What needs to be done - Please return the full listing below without altering anything.

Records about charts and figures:
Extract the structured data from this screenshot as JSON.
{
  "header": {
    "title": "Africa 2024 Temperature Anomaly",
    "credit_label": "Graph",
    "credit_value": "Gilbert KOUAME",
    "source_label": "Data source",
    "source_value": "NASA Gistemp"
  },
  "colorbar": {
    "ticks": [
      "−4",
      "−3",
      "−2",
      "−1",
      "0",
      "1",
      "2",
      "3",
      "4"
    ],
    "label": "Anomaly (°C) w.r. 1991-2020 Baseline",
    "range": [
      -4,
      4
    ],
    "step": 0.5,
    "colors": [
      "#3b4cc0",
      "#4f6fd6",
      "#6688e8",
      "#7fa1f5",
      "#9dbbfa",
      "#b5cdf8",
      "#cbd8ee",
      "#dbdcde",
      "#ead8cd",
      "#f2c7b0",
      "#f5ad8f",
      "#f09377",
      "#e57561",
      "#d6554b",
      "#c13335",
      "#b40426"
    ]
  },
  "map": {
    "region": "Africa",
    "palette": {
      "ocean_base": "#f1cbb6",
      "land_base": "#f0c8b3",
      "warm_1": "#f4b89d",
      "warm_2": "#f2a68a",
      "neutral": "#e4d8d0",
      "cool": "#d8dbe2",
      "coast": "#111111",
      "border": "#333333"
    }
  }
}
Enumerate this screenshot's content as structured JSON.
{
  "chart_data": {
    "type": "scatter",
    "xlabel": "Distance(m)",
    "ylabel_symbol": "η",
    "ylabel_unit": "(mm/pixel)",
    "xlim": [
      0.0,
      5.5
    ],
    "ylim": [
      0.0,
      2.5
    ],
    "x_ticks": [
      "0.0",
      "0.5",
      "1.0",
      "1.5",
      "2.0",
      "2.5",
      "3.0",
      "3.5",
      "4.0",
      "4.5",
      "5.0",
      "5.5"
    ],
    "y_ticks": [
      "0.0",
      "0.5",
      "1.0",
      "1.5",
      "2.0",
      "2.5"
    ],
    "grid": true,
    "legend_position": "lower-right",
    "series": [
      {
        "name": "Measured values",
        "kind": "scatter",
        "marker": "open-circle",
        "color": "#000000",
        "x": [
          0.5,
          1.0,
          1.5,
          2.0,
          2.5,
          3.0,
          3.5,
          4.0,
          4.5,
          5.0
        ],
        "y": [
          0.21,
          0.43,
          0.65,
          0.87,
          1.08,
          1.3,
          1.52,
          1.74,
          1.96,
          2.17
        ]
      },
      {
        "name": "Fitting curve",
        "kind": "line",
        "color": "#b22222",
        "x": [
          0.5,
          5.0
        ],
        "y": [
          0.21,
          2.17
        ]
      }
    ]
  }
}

Task answer -
Extract the structured data from this screenshot as JSON.
{
  "header": {
    "title": "Africa 2024 Temperature Anomaly",
    "credit_label": "Graph",
    "credit_value": "Gilbert KOUAME",
    "source_label": "Data source",
    "source_value": "NASA Gistemp"
  },
  "colorbar": {
    "ticks": [
      "−4",
      "−3",
      "−2",
      "−1",
      "0",
      "1",
      "2",
      "3",
      "4"
    ],
    "label": "Anomaly (°C) w.r. 1991-2020 Baseline",
    "range": [
      -4,
      4
    ],
    "step": 0.5,
    "colors": [
      "#3b4cc0",
      "#4f6fd6",
      "#6688e8",
      "#7fa1f5",
      "#9dbbfa",
      "#b5cdf8",
      "#cbd8ee",
      "#dbdcde",
      "#ead8cd",
      "#f2c7b0",
      "#f5ad8f",
      "#f09377",
      "#e57561",
      "#d6554b",
      "#c13335",
      "#b40426"
    ]
  },
  "map": {
    "region": "Africa",
    "palette": {
      "ocean_base": "#f1cbb6",
      "land_base": "#f0c8b3",
      "warm_1": "#f4b89d",
      "warm_2": "#f2a68a",
      "neutral": "#e4d8d0",
      "cool": "#d8dbe2",
      "coast": "#111111",
      "border": "#333333"
    }
  }
}
Enumerate this screenshot's content as structured JSON.
{
  "chart_data": {
    "type": "scatter",
    "xlabel": "Distance(m)",
    "ylabel_symbol": "η",
    "ylabel_unit": "(mm/pixel)",
    "xlim": [
      0.0,
      5.5
    ],
    "ylim": [
      0.0,
      2.5
    ],
    "x_ticks": [
      "0.0",
      "0.5",
      "1.0",
      "1.5",
      "2.0",
      "2.5",
      "3.0",
      "3.5",
      "4.0",
      "4.5",
      "5.0",
      "5.5"
    ],
    "y_ticks": [
      "0.0",
      "0.5",
      "1.0",
      "1.5",
      "2.0",
      "2.5"
    ],
    "grid": true,
    "legend_position": "lower-right",
    "series": [
      {
        "name": "Measured values",
        "kind": "scatter",
        "marker": "open-circle",
        "color": "#000000",
        "x": [
          0.5,
          1.0,
          1.5,
          2.0,
          2.5,
          3.0,
          3.5,
          4.0,
          4.5,
          5.0
        ],
        "y": [
          0.21,
          0.43,
          0.65,
          0.87,
          1.08,
          1.3,
          1.52,
          1.74,
          1.96,
          2.17
        ]
      },
      {
        "name": "Fitting curve",
        "kind": "line",
        "color": "#b22222",
        "x": [
          0.5,
          5.0
        ],
        "y": [
          0.21,
          2.17
        ]
      }
    ]
  }
}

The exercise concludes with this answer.